→ **What you should do**:
All records should be reproduced verbatim.

→ **Records for this task**:
· · · · ·

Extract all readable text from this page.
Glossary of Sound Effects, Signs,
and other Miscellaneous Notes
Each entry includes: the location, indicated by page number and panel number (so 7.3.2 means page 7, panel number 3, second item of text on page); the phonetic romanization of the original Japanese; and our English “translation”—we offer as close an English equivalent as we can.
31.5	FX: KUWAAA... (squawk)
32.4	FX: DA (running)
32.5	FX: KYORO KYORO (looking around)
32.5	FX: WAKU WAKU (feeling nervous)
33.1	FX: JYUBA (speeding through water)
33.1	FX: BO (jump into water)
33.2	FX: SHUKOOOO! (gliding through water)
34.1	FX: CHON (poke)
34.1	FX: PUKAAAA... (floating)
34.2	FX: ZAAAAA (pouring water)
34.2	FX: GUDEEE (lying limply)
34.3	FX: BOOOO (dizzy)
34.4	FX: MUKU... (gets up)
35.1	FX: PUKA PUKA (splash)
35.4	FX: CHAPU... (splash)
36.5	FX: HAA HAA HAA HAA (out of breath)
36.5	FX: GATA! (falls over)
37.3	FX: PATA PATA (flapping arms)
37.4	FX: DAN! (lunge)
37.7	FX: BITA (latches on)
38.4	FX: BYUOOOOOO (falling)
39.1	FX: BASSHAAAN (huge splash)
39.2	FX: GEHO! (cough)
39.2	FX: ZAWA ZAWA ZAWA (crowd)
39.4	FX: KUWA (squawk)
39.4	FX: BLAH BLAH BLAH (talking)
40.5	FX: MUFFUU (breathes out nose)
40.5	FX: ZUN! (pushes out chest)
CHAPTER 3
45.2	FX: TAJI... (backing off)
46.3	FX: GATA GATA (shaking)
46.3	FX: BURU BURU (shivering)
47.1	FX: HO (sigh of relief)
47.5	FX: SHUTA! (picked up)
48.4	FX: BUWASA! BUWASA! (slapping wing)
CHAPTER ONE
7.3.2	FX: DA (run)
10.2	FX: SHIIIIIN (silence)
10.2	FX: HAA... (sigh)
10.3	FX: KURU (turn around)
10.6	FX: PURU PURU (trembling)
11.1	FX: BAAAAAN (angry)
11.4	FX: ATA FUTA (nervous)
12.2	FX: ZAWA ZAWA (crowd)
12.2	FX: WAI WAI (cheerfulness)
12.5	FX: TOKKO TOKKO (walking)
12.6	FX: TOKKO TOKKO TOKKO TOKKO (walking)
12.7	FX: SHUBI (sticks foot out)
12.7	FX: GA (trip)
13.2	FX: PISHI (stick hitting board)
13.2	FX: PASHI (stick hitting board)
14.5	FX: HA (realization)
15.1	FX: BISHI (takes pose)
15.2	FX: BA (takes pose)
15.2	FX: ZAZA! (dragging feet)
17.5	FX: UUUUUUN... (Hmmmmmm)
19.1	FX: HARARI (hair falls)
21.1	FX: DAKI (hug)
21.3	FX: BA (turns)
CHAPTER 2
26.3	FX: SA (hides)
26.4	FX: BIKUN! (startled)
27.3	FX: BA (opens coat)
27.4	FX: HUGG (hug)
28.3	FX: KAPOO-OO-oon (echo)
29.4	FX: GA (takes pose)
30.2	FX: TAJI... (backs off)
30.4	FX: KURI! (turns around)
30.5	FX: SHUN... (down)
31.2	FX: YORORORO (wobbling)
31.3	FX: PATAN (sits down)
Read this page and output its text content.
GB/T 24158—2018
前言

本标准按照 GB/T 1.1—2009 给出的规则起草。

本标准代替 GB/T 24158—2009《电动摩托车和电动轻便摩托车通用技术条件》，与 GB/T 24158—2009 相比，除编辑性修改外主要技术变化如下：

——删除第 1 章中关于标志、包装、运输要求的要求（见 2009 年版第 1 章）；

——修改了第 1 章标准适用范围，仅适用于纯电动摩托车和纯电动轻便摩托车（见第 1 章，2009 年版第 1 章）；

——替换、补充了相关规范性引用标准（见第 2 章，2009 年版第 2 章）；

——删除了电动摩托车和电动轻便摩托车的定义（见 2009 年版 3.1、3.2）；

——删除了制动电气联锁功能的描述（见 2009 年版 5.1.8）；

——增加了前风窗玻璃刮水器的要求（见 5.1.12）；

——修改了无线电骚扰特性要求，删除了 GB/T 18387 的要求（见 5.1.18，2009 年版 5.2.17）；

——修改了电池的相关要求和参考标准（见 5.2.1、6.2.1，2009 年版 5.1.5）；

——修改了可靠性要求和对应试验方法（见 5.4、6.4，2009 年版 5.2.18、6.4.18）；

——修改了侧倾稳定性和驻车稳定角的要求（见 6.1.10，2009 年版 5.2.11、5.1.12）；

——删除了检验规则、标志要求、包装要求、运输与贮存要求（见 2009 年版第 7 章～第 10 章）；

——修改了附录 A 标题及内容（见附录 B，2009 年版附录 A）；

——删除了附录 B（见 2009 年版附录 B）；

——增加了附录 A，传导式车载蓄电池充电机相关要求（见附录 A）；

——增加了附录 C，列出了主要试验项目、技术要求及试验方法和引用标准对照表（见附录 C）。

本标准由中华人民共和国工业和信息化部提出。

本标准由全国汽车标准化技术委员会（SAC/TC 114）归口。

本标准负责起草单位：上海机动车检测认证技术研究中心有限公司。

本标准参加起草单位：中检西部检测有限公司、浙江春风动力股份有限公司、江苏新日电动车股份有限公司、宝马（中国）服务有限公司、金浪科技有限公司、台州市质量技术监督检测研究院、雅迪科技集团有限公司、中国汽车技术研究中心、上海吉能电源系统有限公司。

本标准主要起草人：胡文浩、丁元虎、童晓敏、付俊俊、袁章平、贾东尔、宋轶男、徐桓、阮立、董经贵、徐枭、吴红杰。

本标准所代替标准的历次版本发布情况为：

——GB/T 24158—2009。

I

· · · · ·

→ **Result of the exercise**:
Extract all readable text from this page.
Glossary of Sound Effects, Signs,
and other Miscellaneous Notes
Each entry includes: the location, indicated by page number and panel number (so 7.3.2 means page 7, panel number 3, second item of text on page); the phonetic romanization of the original Japanese; and our English “translation”—we offer as close an English equivalent as we can.
31.5	FX: KUWAAA... (squawk)
32.4	FX: DA (running)
32.5	FX: KYORO KYORO (looking around)
32.5	FX: WAKU WAKU (feeling nervous)
33.1	FX: JYUBA (speeding through water)
33.1	FX: BO (jump into water)
33.2	FX: SHUKOOOO! (gliding through water)
34.1	FX: CHON (poke)
34.1	FX: PUKAAAA... (floating)
34.2	FX: ZAAAAA (pouring water)
34.2	FX: GUDEEE (lying limply)
34.3	FX: BOOOO (dizzy)
34.4	FX: MUKU... (gets up)
35.1	FX: PUKA PUKA (splash)
35.4	FX: CHAPU... (splash)
36.5	FX: HAA HAA HAA HAA (out of breath)
36.5	FX: GATA! (falls over)
37.3	FX: PATA PATA (flapping arms)
37.4	FX: DAN! (lunge)
37.7	FX: BITA (latches on)
38.4	FX: BYUOOOOOO (falling)
39.1	FX: BASSHAAAN (huge splash)
39.2	FX: GEHO! (cough)
39.2	FX: ZAWA ZAWA ZAWA (crowd)
39.4	FX: KUWA (squawk)
39.4	FX: BLAH BLAH BLAH (talking)
40.5	FX: MUFFUU (breathes out nose)
40.5	FX: ZUN! (pushes out chest)
CHAPTER 3
45.2	FX: TAJI... (backing off)
46.3	FX: GATA GATA (shaking)
46.3	FX: BURU BURU (shivering)
47.1	FX: HO (sigh of relief)
47.5	FX: SHUTA! (picked up)
48.4	FX: BUWASA! BUWASA! (slapping wing)
CHAPTER ONE
7.3.2	FX: DA (run)
10.2	FX: SHIIIIIN (silence)
10.2	FX: HAA... (sigh)
10.3	FX: KURU (turn around)
10.6	FX: PURU PURU (trembling)
11.1	FX: BAAAAAN (angry)
11.4	FX: ATA FUTA (nervous)
12.2	FX: ZAWA ZAWA (crowd)
12.2	FX: WAI WAI (cheerfulness)
12.5	FX: TOKKO TOKKO (walking)
12.6	FX: TOKKO TOKKO TOKKO TOKKO (walking)
12.7	FX: SHUBI (sticks foot out)
12.7	FX: GA (trip)
13.2	FX: PISHI (stick hitting board)
13.2	FX: PASHI (stick hitting board)
14.5	FX: HA (realization)
15.1	FX: BISHI (takes pose)
15.2	FX: BA (takes pose)
15.2	FX: ZAZA! (dragging feet)
17.5	FX: UUUUUUN... (Hmmmmmm)
19.1	FX: HARARI (hair falls)
21.1	FX: DAKI (hug)
21.3	FX: BA (turns)
CHAPTER 2
26.3	FX: SA (hides)
26.4	FX: BIKUN! (startled)
27.3	FX: BA (opens coat)
27.4	FX: HUGG (hug)
28.3	FX: KAPOO-OO-oon (echo)
29.4	FX: GA (takes pose)
30.2	FX: TAJI... (backs off)
30.4	FX: KURI! (turns around)
30.5	FX: SHUN... (down)
31.2	FX: YORORORO (wobbling)
31.3	FX: PATAN (sits down)
Read this page and output its text content.
GB/T 24158—2018
前言

本标准按照 GB/T 1.1—2009 给出的规则起草。

本标准代替 GB/T 24158—2009《电动摩托车和电动轻便摩托车通用技术条件》，与 GB/T 24158—2009 相比，除编辑性修改外主要技术变化如下：

——删除第 1 章中关于标志、包装、运输要求的要求（见 2009 年版第 1 章）；

——修改了第 1 章标准适用范围，仅适用于纯电动摩托车和纯电动轻便摩托车（见第 1 章，2009 年版第 1 章）；

——替换、补充了相关规范性引用标准（见第 2 章，2009 年版第 2 章）；

——删除了电动摩托车和电动轻便摩托车的定义（见 2009 年版 3.1、3.2）；

——删除了制动电气联锁功能的描述（见 2009 年版 5.1.8）；

——增加了前风窗玻璃刮水器的要求（见 5.1.12）；

——修改了无线电骚扰特性要求，删除了 GB/T 18387 的要求（见 5.1.18，2009 年版 5.2.17）；

——修改了电池的相关要求和参考标准（见 5.2.1、6.2.1，2009 年版 5.1.5）；

——修改了可靠性要求和对应试验方法（见 5.4、6.4，2009 年版 5.2.18、6.4.18）；

——修改了侧倾稳定性和驻车稳定角的要求（见 6.1.10，2009 年版 5.2.11、5.1.12）；

——删除了检验规则、标志要求、包装要求、运输与贮存要求（见 2009 年版第 7 章～第 10 章）；

——修改了附录 A 标题及内容（见附录 B，2009 年版附录 A）；

——删除了附录 B（见 2009 年版附录 B）；

——增加了附录 A，传导式车载蓄电池充电机相关要求（见附录 A）；

——增加了附录 C，列出了主要试验项目、技术要求及试验方法和引用标准对照表（见附录 C）。

本标准由中华人民共和国工业和信息化部提出。

本标准由全国汽车标准化技术委员会（SAC/TC 114）归口。

本标准负责起草单位：上海机动车检测认证技术研究中心有限公司。

本标准参加起草单位：中检西部检测有限公司、浙江春风动力股份有限公司、江苏新日电动车股份有限公司、宝马（中国）服务有限公司、金浪科技有限公司、台州市质量技术监督检测研究院、雅迪科技集团有限公司、中国汽车技术研究中心、上海吉能电源系统有限公司。

本标准主要起草人：胡文浩、丁元虎、童晓敏、付俊俊、袁章平、贾东尔、宋轶男、徐桓、阮立、董经贵、徐枭、吴红杰。

本标准所代替标准的历次版本发布情况为：

——GB/T 24158—2009。

I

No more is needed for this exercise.